• **What the task asks**: Copy out the listing that follows exactly, dropping every picture.

Stored data:

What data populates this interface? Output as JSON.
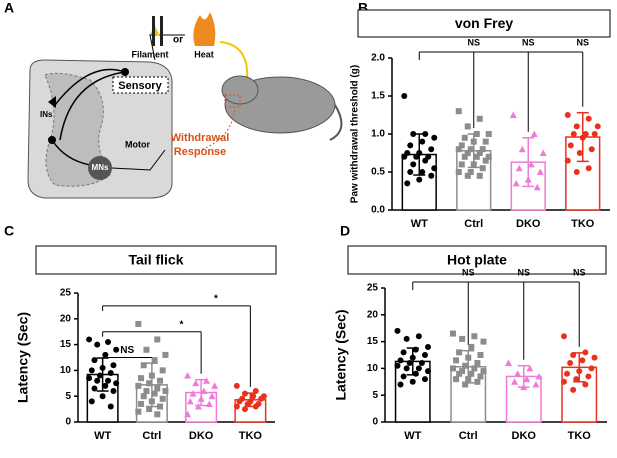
{
  "panel_a": {
    "panel": "A",
    "filament": "Filament",
    "or": "or",
    "heat": "Heat",
    "sensory": "Sensory",
    "ins": "INs",
    "mns": "MNs",
    "motor": "Motor",
    "withdrawal": "Withdrawal",
    "response": "Response"
  },
  "chart_data": [
    {
      "type": "bar",
      "panel": "B",
      "title": "von Frey",
      "ylabel": "Paw withdrawal threshold (g)",
      "categories": [
        "WT",
        "Ctrl",
        "DKO",
        "TKO"
      ],
      "colors": [
        "#000000",
        "#8c8c8c",
        "#f07ad8",
        "#e8321e"
      ],
      "markers": [
        "circle",
        "square",
        "triangle",
        "circle"
      ],
      "values": [
        0.73,
        0.78,
        0.63,
        0.96
      ],
      "errors": [
        0.27,
        0.22,
        0.32,
        0.32
      ],
      "points": [
        [
          1.5,
          1.0,
          1.0,
          0.95,
          0.9,
          0.85,
          0.8,
          0.75,
          0.75,
          0.7,
          0.7,
          0.7,
          0.65,
          0.6,
          0.55,
          0.5,
          0.5,
          0.45,
          0.4,
          0.35
        ],
        [
          1.3,
          1.2,
          1.1,
          1.0,
          1.0,
          0.95,
          0.9,
          0.9,
          0.85,
          0.8,
          0.8,
          0.8,
          0.75,
          0.75,
          0.7,
          0.7,
          0.7,
          0.65,
          0.6,
          0.6,
          0.55,
          0.5,
          0.5,
          0.45,
          0.45
        ],
        [
          1.25,
          1.0,
          0.8,
          0.75,
          0.6,
          0.55,
          0.5,
          0.4,
          0.35,
          0.3
        ],
        [
          1.25,
          1.2,
          1.1,
          1.1,
          1.0,
          1.0,
          1.0,
          0.95,
          0.85,
          0.8,
          0.75,
          0.65,
          0.55,
          0.5
        ]
      ],
      "ylim": [
        0,
        2
      ],
      "yticks": [
        {
          "value": 0,
          "label": "0.0"
        },
        0.5,
        {
          "value": 1,
          "label": "1.0"
        },
        1.5,
        {
          "value": 2,
          "label": "2.0"
        }
      ],
      "bracket_style": "shared",
      "comparisons": [
        {
          "vs": 1,
          "label": "NS"
        },
        {
          "vs": 2,
          "label": "NS"
        },
        {
          "vs": 3,
          "label": "NS"
        }
      ]
    },
    {
      "type": "bar",
      "panel": "C",
      "title": "Tail flick",
      "ylabel": "Latency (Sec)",
      "categories": [
        "WT",
        "Ctrl",
        "DKO",
        "TKO"
      ],
      "colors": [
        "#000000",
        "#8c8c8c",
        "#f07ad8",
        "#e8321e"
      ],
      "markers": [
        "circle",
        "square",
        "triangle",
        "circle"
      ],
      "values": [
        9.2,
        7.2,
        5.7,
        4.3
      ],
      "errors": [
        3.2,
        4.2,
        2.5,
        1.3
      ],
      "points": [
        [
          16,
          15.5,
          15,
          14,
          13,
          12,
          11,
          10.5,
          10,
          9.5,
          9,
          8.5,
          8,
          8,
          7.5,
          7,
          6.5,
          6,
          5,
          4,
          3
        ],
        [
          19,
          16,
          14,
          13,
          12,
          11,
          10,
          9,
          8.5,
          8,
          7.5,
          7,
          6.5,
          6,
          6,
          5.5,
          5,
          4.5,
          4,
          3.5,
          3,
          2.5,
          2,
          1.5
        ],
        [
          9,
          8,
          7.5,
          7,
          6,
          5.5,
          5,
          4.5,
          4,
          3.5,
          3,
          1.5
        ],
        [
          7,
          6,
          5.5,
          5,
          5,
          4.5,
          4.5,
          4,
          4,
          3.5,
          3.5,
          3,
          3,
          2.5
        ]
      ],
      "ylim": [
        0,
        25
      ],
      "yticks": [
        0,
        5,
        10,
        15,
        20,
        25
      ],
      "bracket_style": "nested",
      "comparisons": [
        {
          "vs": 1,
          "label": "NS"
        },
        {
          "vs": 2,
          "label": "*"
        },
        {
          "vs": 3,
          "label": "*"
        }
      ]
    },
    {
      "type": "bar",
      "panel": "D",
      "title": "Hot plate",
      "ylabel": "Latency (Sec)",
      "categories": [
        "WT",
        "Ctrl",
        "DKO",
        "TKO"
      ],
      "colors": [
        "#000000",
        "#8c8c8c",
        "#f07ad8",
        "#e8321e"
      ],
      "markers": [
        "circle",
        "square",
        "triangle",
        "circle"
      ],
      "values": [
        11.3,
        10.3,
        8.5,
        10.2
      ],
      "errors": [
        2.5,
        3.0,
        2.0,
        2.7
      ],
      "points": [
        [
          17,
          16,
          15.5,
          14,
          13.5,
          13,
          12.5,
          12,
          11.5,
          11,
          11,
          10.5,
          10,
          10,
          9.5,
          9,
          8.5,
          8,
          7.5,
          7
        ],
        [
          16.5,
          16,
          15.5,
          15,
          14,
          13,
          12.5,
          12,
          11.5,
          11,
          10.5,
          10,
          10,
          9.5,
          9.5,
          9,
          9,
          8.5,
          8,
          8,
          7.5,
          7
        ],
        [
          11,
          10,
          9,
          8.5,
          8,
          7.5,
          7,
          6.5
        ],
        [
          16,
          13,
          12.5,
          12,
          11.5,
          11,
          10,
          9.5,
          9,
          8.5,
          8,
          7.5,
          7,
          6
        ]
      ],
      "ylim": [
        0,
        25
      ],
      "yticks": [
        0,
        5,
        10,
        15,
        20,
        25
      ],
      "bracket_style": "shared",
      "comparisons": [
        {
          "vs": 1,
          "label": "NS"
        },
        {
          "vs": 2,
          "label": "NS"
        },
        {
          "vs": 3,
          "label": "NS"
        }
      ]
    }
  ]
}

• **Complete response**:
What data populates this interface? Output as JSON.
{
  "panel_a": {
    "panel": "A",
    "filament": "Filament",
    "or": "or",
    "heat": "Heat",
    "sensory": "Sensory",
    "ins": "INs",
    "mns": "MNs",
    "motor": "Motor",
    "withdrawal": "Withdrawal",
    "response": "Response"
  },
  "chart_data": [
    {
      "type": "bar",
      "panel": "B",
      "title": "von Frey",
      "ylabel": "Paw withdrawal threshold (g)",
      "categories": [
        "WT",
        "Ctrl",
        "DKO",
        "TKO"
      ],
      "colors": [
        "#000000",
        "#8c8c8c",
        "#f07ad8",
        "#e8321e"
      ],
      "markers": [
        "circle",
        "square",
        "triangle",
        "circle"
      ],
      "values": [
        0.73,
        0.78,
        0.63,
        0.96
      ],
      "errors": [
        0.27,
        0.22,
        0.32,
        0.32
      ],
      "points": [
        [
          1.5,
          1.0,
          1.0,
          0.95,
          0.9,
          0.85,
          0.8,
          0.75,
          0.75,
          0.7,
          0.7,
          0.7,
          0.65,
          0.6,
          0.55,
          0.5,
          0.5,
          0.45,
          0.4,
          0.35
        ],
        [
          1.3,
          1.2,
          1.1,
          1.0,
          1.0,
          0.95,
          0.9,
          0.9,
          0.85,
          0.8,
          0.8,
          0.8,
          0.75,
          0.75,
          0.7,
          0.7,
          0.7,
          0.65,
          0.6,
          0.6,
          0.55,
          0.5,
          0.5,
          0.45,
          0.45
        ],
        [
          1.25,
          1.0,
          0.8,
          0.75,
          0.6,
          0.55,
          0.5,
          0.4,
          0.35,
          0.3
        ],
        [
          1.25,
          1.2,
          1.1,
          1.1,
          1.0,
          1.0,
          1.0,
          0.95,
          0.85,
          0.8,
          0.75,
          0.65,
          0.55,
          0.5
        ]
      ],
      "ylim": [
        0,
        2
      ],
      "yticks": [
        {
          "value": 0,
          "label": "0.0"
        },
        0.5,
        {
          "value": 1,
          "label": "1.0"
        },
        1.5,
        {
          "value": 2,
          "label": "2.0"
        }
      ],
      "bracket_style": "shared",
      "comparisons": [
        {
          "vs": 1,
          "label": "NS"
        },
        {
          "vs": 2,
          "label": "NS"
        },
        {
          "vs": 3,
          "label": "NS"
        }
      ]
    },
    {
      "type": "bar",
      "panel": "C",
      "title": "Tail flick",
      "ylabel": "Latency (Sec)",
      "categories": [
        "WT",
        "Ctrl",
        "DKO",
        "TKO"
      ],
      "colors": [
        "#000000",
        "#8c8c8c",
        "#f07ad8",
        "#e8321e"
      ],
      "markers": [
        "circle",
        "square",
        "triangle",
        "circle"
      ],
      "values": [
        9.2,
        7.2,
        5.7,
        4.3
      ],
      "errors": [
        3.2,
        4.2,
        2.5,
        1.3
      ],
      "points": [
        [
          16,
          15.5,
          15,
          14,
          13,
          12,
          11,
          10.5,
          10,
          9.5,
          9,
          8.5,
          8,
          8,
          7.5,
          7,
          6.5,
          6,
          5,
          4,
          3
        ],
        [
          19,
          16,
          14,
          13,
          12,
          11,
          10,
          9,
          8.5,
          8,
          7.5,
          7,
          6.5,
          6,
          6,
          5.5,
          5,
          4.5,
          4,
          3.5,
          3,
          2.5,
          2,
          1.5
        ],
        [
          9,
          8,
          7.5,
          7,
          6,
          5.5,
          5,
          4.5,
          4,
          3.5,
          3,
          1.5
        ],
        [
          7,
          6,
          5.5,
          5,
          5,
          4.5,
          4.5,
          4,
          4,
          3.5,
          3.5,
          3,
          3,
          2.5
        ]
      ],
      "ylim": [
        0,
        25
      ],
      "yticks": [
        0,
        5,
        10,
        15,
        20,
        25
      ],
      "bracket_style": "nested",
      "comparisons": [
        {
          "vs": 1,
          "label": "NS"
        },
        {
          "vs": 2,
          "label": "*"
        },
        {
          "vs": 3,
          "label": "*"
        }
      ]
    },
    {
      "type": "bar",
      "panel": "D",
      "title": "Hot plate",
      "ylabel": "Latency (Sec)",
      "categories": [
        "WT",
        "Ctrl",
        "DKO",
        "TKO"
      ],
      "colors": [
        "#000000",
        "#8c8c8c",
        "#f07ad8",
        "#e8321e"
      ],
      "markers": [
        "circle",
        "square",
        "triangle",
        "circle"
      ],
      "values": [
        11.3,
        10.3,
        8.5,
        10.2
      ],
      "errors": [
        2.5,
        3.0,
        2.0,
        2.7
      ],
      "points": [
        [
          17,
          16,
          15.5,
          14,
          13.5,
          13,
          12.5,
          12,
          11.5,
          11,
          11,
          10.5,
          10,
          10,
          9.5,
          9,
          8.5,
          8,
          7.5,
          7
        ],
        [
          16.5,
          16,
          15.5,
          15,
          14,
          13,
          12.5,
          12,
          11.5,
          11,
          10.5,
          10,
          10,
          9.5,
          9.5,
          9,
          9,
          8.5,
          8,
          8,
          7.5,
          7
        ],
        [
          11,
          10,
          9,
          8.5,
          8,
          7.5,
          7,
          6.5
        ],
        [
          16,
          13,
          12.5,
          12,
          11.5,
          11,
          10,
          9.5,
          9,
          8.5,
          8,
          7.5,
          7,
          6
        ]
      ],
      "ylim": [
        0,
        25
      ],
      "yticks": [
        0,
        5,
        10,
        15,
        20,
        25
      ],
      "bracket_style": "shared",
      "comparisons": [
        {
          "vs": 1,
          "label": "NS"
        },
        {
          "vs": 2,
          "label": "NS"
        },
        {
          "vs": 3,
          "label": "NS"
        }
      ]
    }
  ]
}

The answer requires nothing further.